Brief:
Print the entries in full, word for word, but not the pictures.

━━ Data

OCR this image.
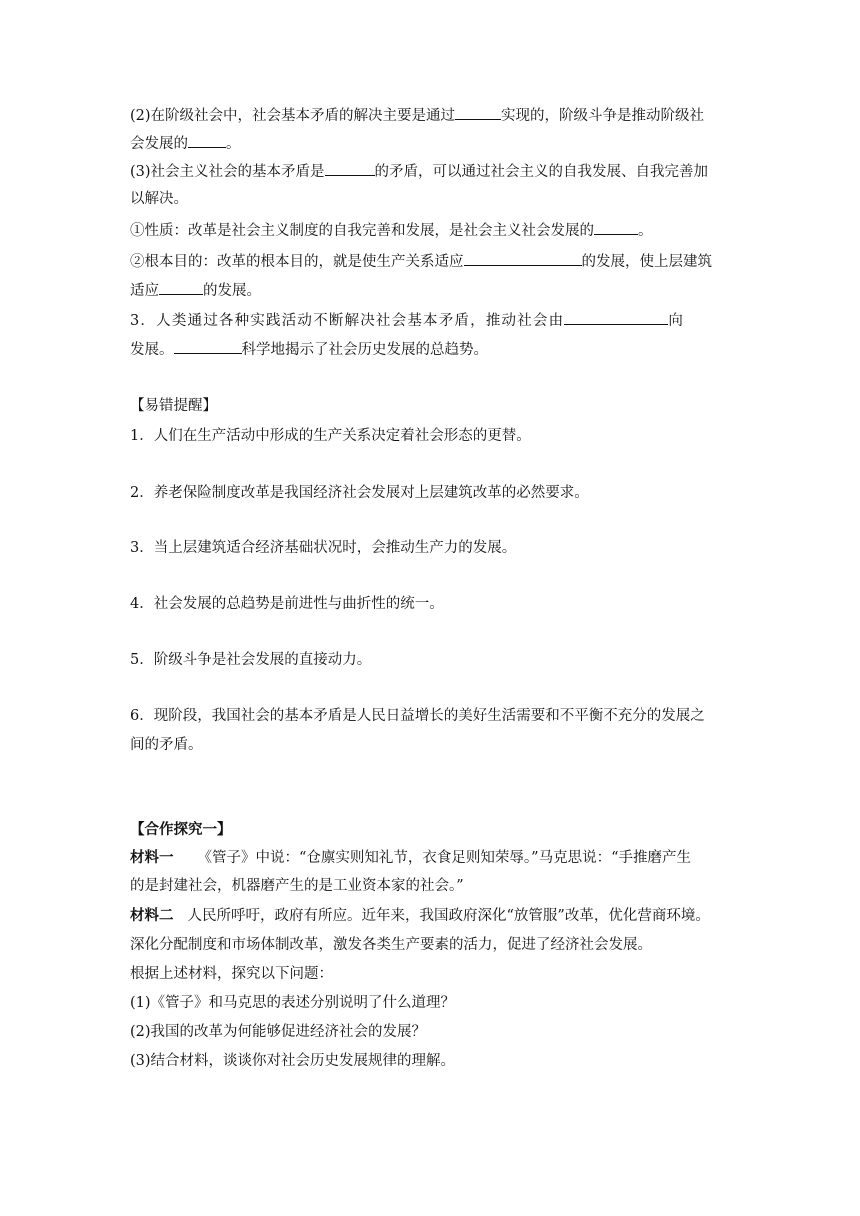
(2)在阶级社会中，社会基本矛盾的解决主要是通过	实现的，阶级斗争是推动阶级社
会发展的	。
(3)社会主义社会的基本矛盾是	的矛盾，可以通过社会主义的自我发展、自我完善加
以解决。
①性质：改革是社会主义制度的自我完善和发展，是社会主义社会发展的	。
②根本目的：改革的根本目的，就是使生产关系适应	的发展，使上层建筑
适应	的发展。
3．人类通过各种实践活动不断解决社会基本矛盾，推动社会由	向
发展。	科学地揭示了社会历史发展的总趋势。
【易错提醒】
1．人们在生产活动中形成的生产关系决定着社会形态的更替。
2．养老保险制度改革是我国经济社会发展对上层建筑改革的必然要求。
3．当上层建筑适合经济基础状况时，会推动生产力的发展。
4．社会发展的总趋势是前进性与曲折性的统一。
5．阶级斗争是社会发展的直接动力。
6．现阶段，我国社会的基本矛盾是人民日益增长的美好生活需要和不平衡不充分的发展之
间的矛盾。
【合作探究一】
材料一 《管子》中说：“仓廪实则知礼节，衣食足则知荣辱。”马克思说：“手推磨产生
的是封建社会，机器磨产生的是工业资本家的社会。”
材料二 人民所呼吁，政府有所应。近年来，我国政府深化“放管服”改革，优化营商环境。
深化分配制度和市场体制改革，激发各类生产要素的活力，促进了经济社会发展。
根据上述材料，探究以下问题：
(1)《管子》和马克思的表述分别说明了什么道理？
(2)我国的改革为何能够促进经济社会的发展？
(3)结合材料，谈谈你对社会历史发展规律的理解。
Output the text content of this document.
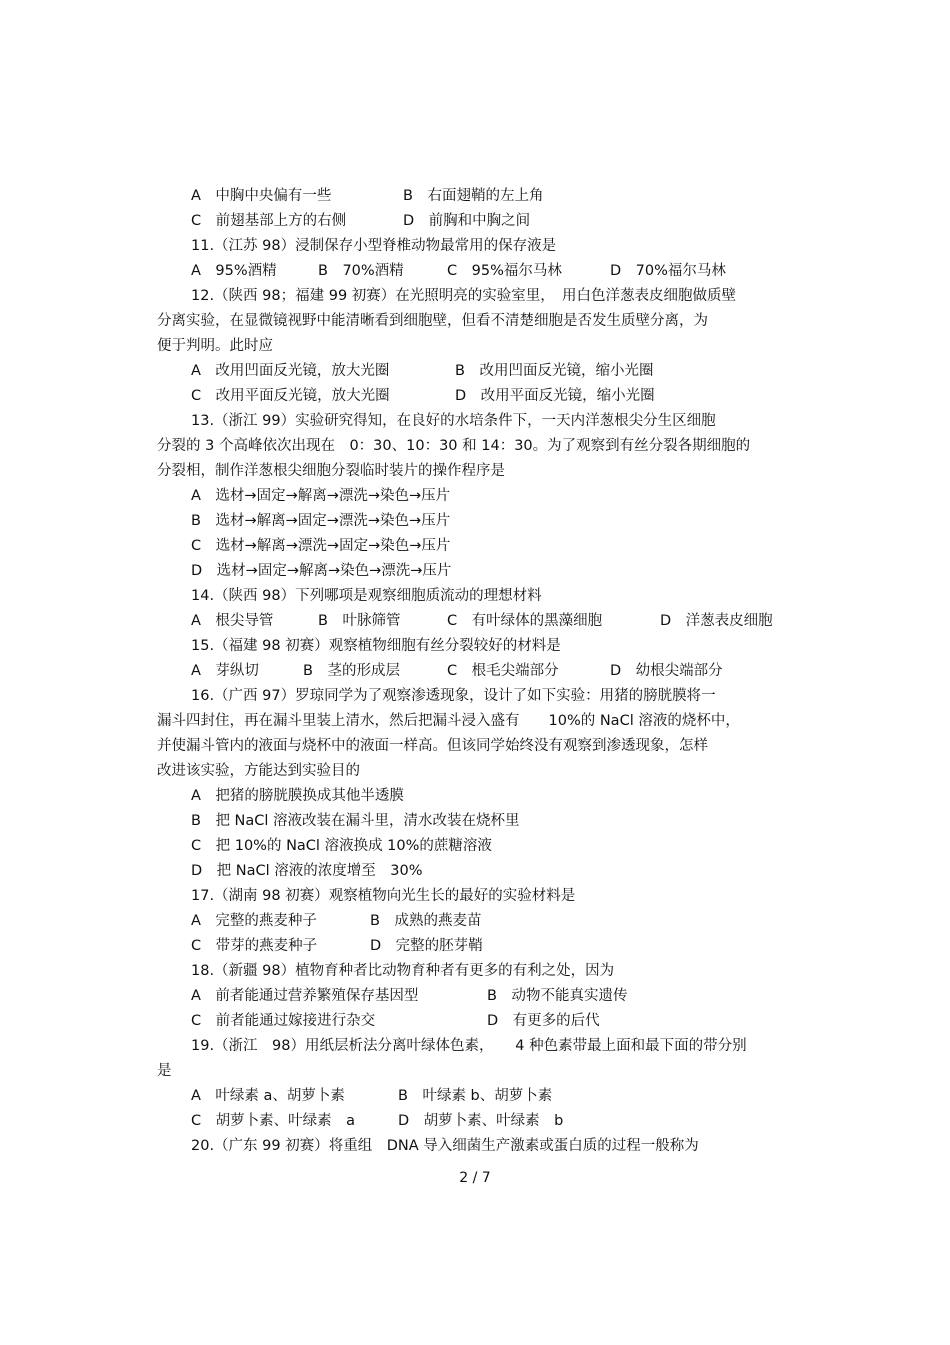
A　中胸中央偏有一些	B　右面翅鞘的左上角
C　前翅基部上方的右侧	D　前胸和中胸之间
11.（江苏 98）浸制保存小型脊椎动物最常用的保存液是
A　95%酒精	B　70%酒精	C　95%福尔马林	D　70%福尔马林
12.（陕西 98；福建 99 初赛）在光照明亮的实验室里，　用白色洋葱表皮细胞做质壁
分离实验，在显微镜视野中能清晰看到细胞壁，但看不清楚细胞是否发生质壁分离，为
便于判明。此时应
A　改用凹面反光镜，放大光圈	B　改用凹面反光镜，缩小光圈
C　改用平面反光镜，放大光圈	D　改用平面反光镜，缩小光圈
13.（浙江 99）实验研究得知，在良好的水培条件下，一天内洋葱根尖分生区细胞
分裂的 3 个高峰依次出现在　0：30、10：30 和 14：30。为了观察到有丝分裂各期细胞的
分裂相，制作洋葱根尖细胞分裂临时装片的操作程序是
A　选材→固定→解离→漂洗→染色→压片
B　选材→解离→固定→漂洗→染色→压片
C　选材→解离→漂洗→固定→染色→压片
D　选材→固定→解离→染色→漂洗→压片
14.（陕西 98）下列哪项是观察细胞质流动的理想材料
A　根尖导管	B　叶脉筛管	C　有叶绿体的黑藻细胞	D　洋葱表皮细胞
15.（福建 98 初赛）观察植物细胞有丝分裂较好的材料是
A　芽纵切	B　茎的形成层	C　根毛尖端部分	D　幼根尖端部分
16.（广西 97）罗琼同学为了观察渗透现象，设计了如下实验：用猪的膀胱膜将一
漏斗四封住，再在漏斗里装上清水，然后把漏斗浸入盛有　　10%的 NaCl 溶液的烧杯中，
并使漏斗管内的液面与烧杯中的液面一样高。但该同学始终没有观察到渗透现象，怎样
改进该实验，方能达到实验目的
A　把猪的膀胱膜换成其他半透膜
B　把 NaCl 溶液改装在漏斗里，清水改装在烧杯里
C　把 10%的 NaCl 溶液换成 10%的蔗糖溶液
D　把 NaCl 溶液的浓度增至　30%
17.（湖南 98 初赛）观察植物向光生长的最好的实验材料是
A　完整的燕麦种子	B　成熟的燕麦苗
C　带芽的燕麦种子	D　完整的胚芽鞘
18.（新疆 98）植物育种者比动物育种者有更多的有利之处，因为
A　前者能通过营养繁殖保存基因型	B　动物不能真实遗传
C　前者能通过嫁接进行杂交	D　有更多的后代
19.（浙江　98）用纸层析法分离叶绿体色素，　　4 种色素带最上面和最下面的带分别
是
A　叶绿素 a、胡萝卜素	B　叶绿素 b、胡萝卜素
C　胡萝卜素、叶绿素　a	D　胡萝卜素、叶绿素　b
20.（广东 99 初赛）将重组　DNA 导入细菌生产激素或蛋白质的过程一般称为
2 / 7
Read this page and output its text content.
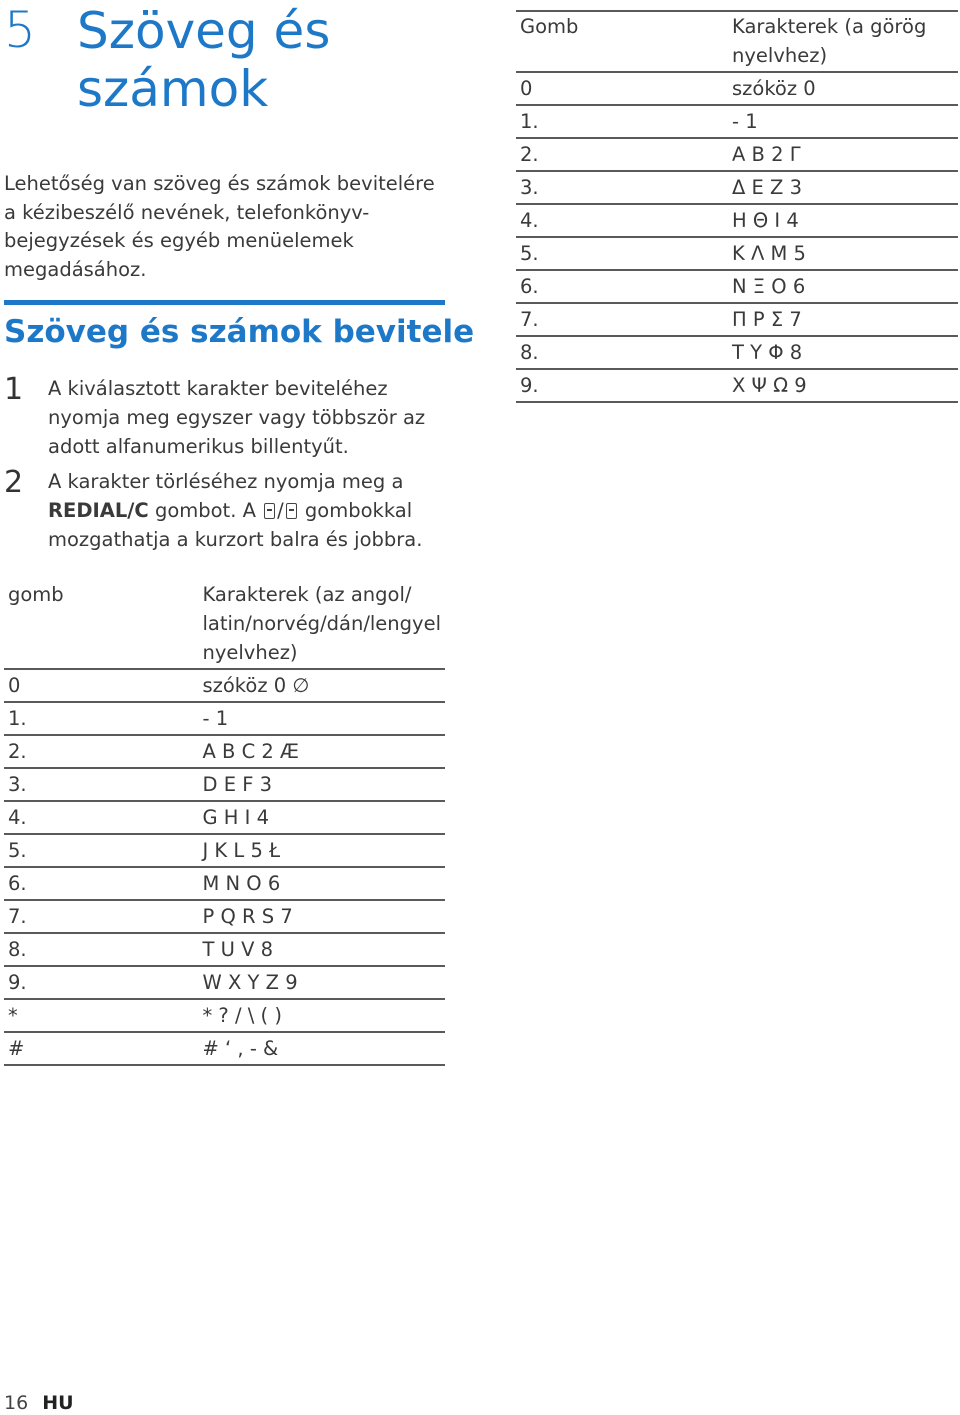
5 Szöveg és számok

Lehetőség van szöveg és számok bevitelére a kézibeszélő nevének, telefonkönyv-bejegyzések és egyéb menüelemek megadásához.

Szöveg és számok bevitele
1	A kiválasztott karakter beviteléhez nyomja meg egyszer vagy többször az adott alfanumerikus billentyűt.
2	A karakter törléséhez nyomja meg a REDIAL/C gombot. A / gombokkal mozgathatja a kurzort balra és jobbra.
Gomb	Karakterek (a görög nyelvhez)
0	szóköz 0
1.	- 1
2.	Α Β 2 Γ
3.	Δ Ε Ζ 3
4.	Η Θ Ι 4
5.	Κ Λ Μ 5
6.	Ν Ξ Ο 6
7.	Π Ρ Σ 7
8.	Τ Υ Φ 8
9.	Χ Ψ Ω 9
gomb	Karakterek (az angol/ latin/norvég/dán/lengyel nyelvhez)
0	szóköz 0 ∅
1.	- 1
2.	A B C 2 Æ
3.	D E F 3
4.	G H I 4
5.	J K L 5 Ł
6.	M N O 6
7.	P Q R S 7
8.	T U V 8
9.	W X Y Z 9
*	* ? / \ ( )
#	# ‘ , - &
16 HU
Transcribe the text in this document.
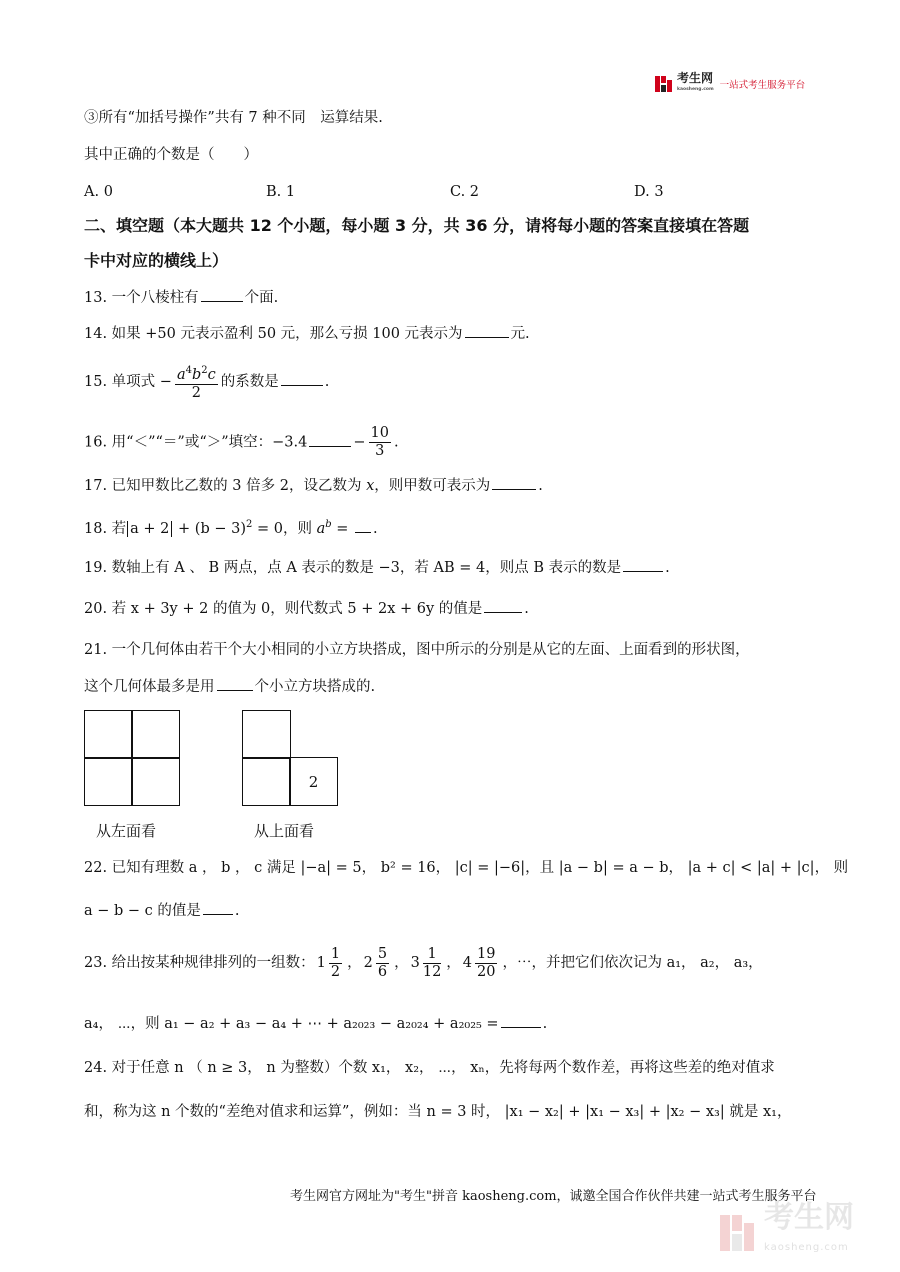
考生网
kaosheng.com 一站式考生服务平台
③所有“加括号操作”共有 7 种不同　运算结果.
其中正确的个数是（　　）
A. 0	B. 1	C. 2	D. 3
二、填空题（本大题共 12 个小题，每小题 3 分，共 36 分，请将每小题的答案直接填在答题
卡中对应的横线上）
13. 一个八棱柱有	个面.
14. 如果 +50 元表示盈利 50 元，那么亏损 100 元表示为	元.
15. 单项式 − $\frac{a^4b^2c}{2}$ 的系数是	.
16. 用“＜”“＝”或“＞”填空：−3.4	− $\frac{10}{3}$ .
17. 已知甲数比乙数的 3 倍多 2，设乙数为 x，则甲数可表示为	.
18. 若 $a + 2 + (b - 3)^2 = 0$，则 $a^b$ = .
19. 数轴上有 A 、 B 两点，点 A 表示的数是 −3，若 AB = 4，则点 B 表示的数是	.
20. 若 x + 3y + 2 的值为 0，则代数式 5 + 2x + 6y 的值是	.
21. 一个几何体由若干个大小相同的小立方块搭成，图中所示的分别是从它的左面、上面看到的形状图，
这个几何体最多是用	个小立方块搭成的.
从左面看
2
从上面看
22. 已知有理数 a ， b ， c 满足 |−a| = 5， b² = 16， |c| = |−6|，且 |a − b| = a − b， |a + c| < |a| + |c|， 则
a − b − c 的值是 .
23. 给出按某种规律排列的一组数： $1 \frac{1}{2}$ ， $2 \frac{5}{6}$ ， $3 \frac{1}{12}$ ， $4 \frac{19}{20}$ ，⋯，并把它们依次记为 a₁， a₂， a₃，
a₄， ⋯，则 a₁ − a₂ + a₃ − a₄ + ⋯ + a₂₀₂₃ − a₂₀₂₄ + a₂₀₂₅ =	.
24. 对于任意 n （ n ≥ 3， n 为整数）个数 x₁， x₂， ⋯， xₙ，先将每两个数作差，再将这些差的绝对值求
和，称为这 n 个数的“差绝对值求和运算”，例如：当 n = 3 时， |x₁ − x₂| + |x₁ − x₃| + |x₂ − x₃| 就是 x₁，
考生网官方网址为"考生"拼音 kaosheng.com，诚邀全国合作伙伴共建一站式考生服务平台
考生网
kaosheng.com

━━━━

Solution for this task:
OCR this image.
(2)在阶级社会中，社会基本矛盾的解决主要是通过	实现的，阶级斗争是推动阶级社
会发展的	。
(3)社会主义社会的基本矛盾是	的矛盾，可以通过社会主义的自我发展、自我完善加
以解决。
①性质：改革是社会主义制度的自我完善和发展，是社会主义社会发展的	。
②根本目的：改革的根本目的，就是使生产关系适应	的发展，使上层建筑
适应	的发展。
3．人类通过各种实践活动不断解决社会基本矛盾，推动社会由	向
发展。	科学地揭示了社会历史发展的总趋势。
【易错提醒】
1．人们在生产活动中形成的生产关系决定着社会形态的更替。
2．养老保险制度改革是我国经济社会发展对上层建筑改革的必然要求。
3．当上层建筑适合经济基础状况时，会推动生产力的发展。
4．社会发展的总趋势是前进性与曲折性的统一。
5．阶级斗争是社会发展的直接动力。
6．现阶段，我国社会的基本矛盾是人民日益增长的美好生活需要和不平衡不充分的发展之
间的矛盾。
【合作探究一】
材料一 《管子》中说：“仓廪实则知礼节，衣食足则知荣辱。”马克思说：“手推磨产生
的是封建社会，机器磨产生的是工业资本家的社会。”
材料二 人民所呼吁，政府有所应。近年来，我国政府深化“放管服”改革，优化营商环境。
深化分配制度和市场体制改革，激发各类生产要素的活力，促进了经济社会发展。
根据上述材料，探究以下问题：
(1)《管子》和马克思的表述分别说明了什么道理？
(2)我国的改革为何能够促进经济社会的发展？
(3)结合材料，谈谈你对社会历史发展规律的理解。
Output the text content of this document.
A　中胸中央偏有一些	B　右面翅鞘的左上角
C　前翅基部上方的右侧	D　前胸和中胸之间
11.（江苏 98）浸制保存小型脊椎动物最常用的保存液是
A　95%酒精	B　70%酒精	C　95%福尔马林	D　70%福尔马林
12.（陕西 98；福建 99 初赛）在光照明亮的实验室里，　用白色洋葱表皮细胞做质壁
分离实验，在显微镜视野中能清晰看到细胞壁，但看不清楚细胞是否发生质壁分离，为
便于判明。此时应
A　改用凹面反光镜，放大光圈	B　改用凹面反光镜，缩小光圈
C　改用平面反光镜，放大光圈	D　改用平面反光镜，缩小光圈
13.（浙江 99）实验研究得知，在良好的水培条件下，一天内洋葱根尖分生区细胞
分裂的 3 个高峰依次出现在　0：30、10：30 和 14：30。为了观察到有丝分裂各期细胞的
分裂相，制作洋葱根尖细胞分裂临时装片的操作程序是
A　选材→固定→解离→漂洗→染色→压片
B　选材→解离→固定→漂洗→染色→压片
C　选材→解离→漂洗→固定→染色→压片
D　选材→固定→解离→染色→漂洗→压片
14.（陕西 98）下列哪项是观察细胞质流动的理想材料
A　根尖导管	B　叶脉筛管	C　有叶绿体的黑藻细胞	D　洋葱表皮细胞
15.（福建 98 初赛）观察植物细胞有丝分裂较好的材料是
A　芽纵切	B　茎的形成层	C　根毛尖端部分	D　幼根尖端部分
16.（广西 97）罗琼同学为了观察渗透现象，设计了如下实验：用猪的膀胱膜将一
漏斗四封住，再在漏斗里装上清水，然后把漏斗浸入盛有　　10%的 NaCl 溶液的烧杯中，
并使漏斗管内的液面与烧杯中的液面一样高。但该同学始终没有观察到渗透现象，怎样
改进该实验，方能达到实验目的
A　把猪的膀胱膜换成其他半透膜
B　把 NaCl 溶液改装在漏斗里，清水改装在烧杯里
C　把 10%的 NaCl 溶液换成 10%的蔗糖溶液
D　把 NaCl 溶液的浓度增至　30%
17.（湖南 98 初赛）观察植物向光生长的最好的实验材料是
A　完整的燕麦种子	B　成熟的燕麦苗
C　带芽的燕麦种子	D　完整的胚芽鞘
18.（新疆 98）植物育种者比动物育种者有更多的有利之处，因为
A　前者能通过营养繁殖保存基因型	B　动物不能真实遗传
C　前者能通过嫁接进行杂交	D　有更多的后代
19.（浙江　98）用纸层析法分离叶绿体色素，　　4 种色素带最上面和最下面的带分别
是
A　叶绿素 a、胡萝卜素	B　叶绿素 b、胡萝卜素
C　胡萝卜素、叶绿素　a	D　胡萝卜素、叶绿素　b
20.（广东 99 初赛）将重组　DNA 导入细菌生产激素或蛋白质的过程一般称为
2 / 7
Read this page and output its text content.
5 Szöveg és számok

Lehetőség van szöveg és számok bevitelére a kézibeszélő nevének, telefonkönyv-bejegyzések és egyéb menüelemek megadásához.

Szöveg és számok bevitele
1	A kiválasztott karakter beviteléhez nyomja meg egyszer vagy többször az adott alfanumerikus billentyűt.
2	A karakter törléséhez nyomja meg a REDIAL/C gombot. A / gombokkal mozgathatja a kurzort balra és jobbra.
Gomb	Karakterek (a görög nyelvhez)
0	szóköz 0
1.	- 1
2.	Α Β 2 Γ
3.	Δ Ε Ζ 3
4.	Η Θ Ι 4
5.	Κ Λ Μ 5
6.	Ν Ξ Ο 6
7.	Π Ρ Σ 7
8.	Τ Υ Φ 8
9.	Χ Ψ Ω 9
gomb	Karakterek (az angol/ latin/norvég/dán/lengyel nyelvhez)
0	szóköz 0 ∅
1.	- 1
2.	A B C 2 Æ
3.	D E F 3
4.	G H I 4
5.	J K L 5 Ł
6.	M N O 6
7.	P Q R S 7
8.	T U V 8
9.	W X Y Z 9
*	* ? / \ ( )
#	# ‘ , - &
16 HU
Transcribe the text in this document.
考生网
kaosheng.com 一站式考生服务平台
③所有“加括号操作”共有 7 种不同　运算结果.
其中正确的个数是（　　）
A. 0	B. 1	C. 2	D. 3
二、填空题（本大题共 12 个小题，每小题 3 分，共 36 分，请将每小题的答案直接填在答题
卡中对应的横线上）
13. 一个八棱柱有	个面.
14. 如果 +50 元表示盈利 50 元，那么亏损 100 元表示为	元.
15. 单项式 − $\frac{a^4b^2c}{2}$ 的系数是	.
16. 用“＜”“＝”或“＞”填空：−3.4	− $\frac{10}{3}$ .
17. 已知甲数比乙数的 3 倍多 2，设乙数为 x，则甲数可表示为	.
18. 若 $a + 2 + (b - 3)^2 = 0$，则 $a^b$ = .
19. 数轴上有 A 、 B 两点，点 A 表示的数是 −3，若 AB = 4，则点 B 表示的数是	.
20. 若 x + 3y + 2 的值为 0，则代数式 5 + 2x + 6y 的值是	.
21. 一个几何体由若干个大小相同的小立方块搭成，图中所示的分别是从它的左面、上面看到的形状图，
这个几何体最多是用	个小立方块搭成的.
从左面看
2
从上面看
22. 已知有理数 a ， b ， c 满足 |−a| = 5， b² = 16， |c| = |−6|，且 |a − b| = a − b， |a + c| < |a| + |c|， 则
a − b − c 的值是 .
23. 给出按某种规律排列的一组数： $1 \frac{1}{2}$ ， $2 \frac{5}{6}$ ， $3 \frac{1}{12}$ ， $4 \frac{19}{20}$ ，⋯，并把它们依次记为 a₁， a₂， a₃，
a₄， ⋯，则 a₁ − a₂ + a₃ − a₄ + ⋯ + a₂₀₂₃ − a₂₀₂₄ + a₂₀₂₅ =	.
24. 对于任意 n （ n ≥ 3， n 为整数）个数 x₁， x₂， ⋯， xₙ，先将每两个数作差，再将这些差的绝对值求
和，称为这 n 个数的“差绝对值求和运算”，例如：当 n = 3 时， |x₁ − x₂| + |x₁ − x₃| + |x₂ − x₃| 就是 x₁，
考生网官方网址为"考生"拼音 kaosheng.com，诚邀全国合作伙伴共建一站式考生服务平台
考生网
kaosheng.com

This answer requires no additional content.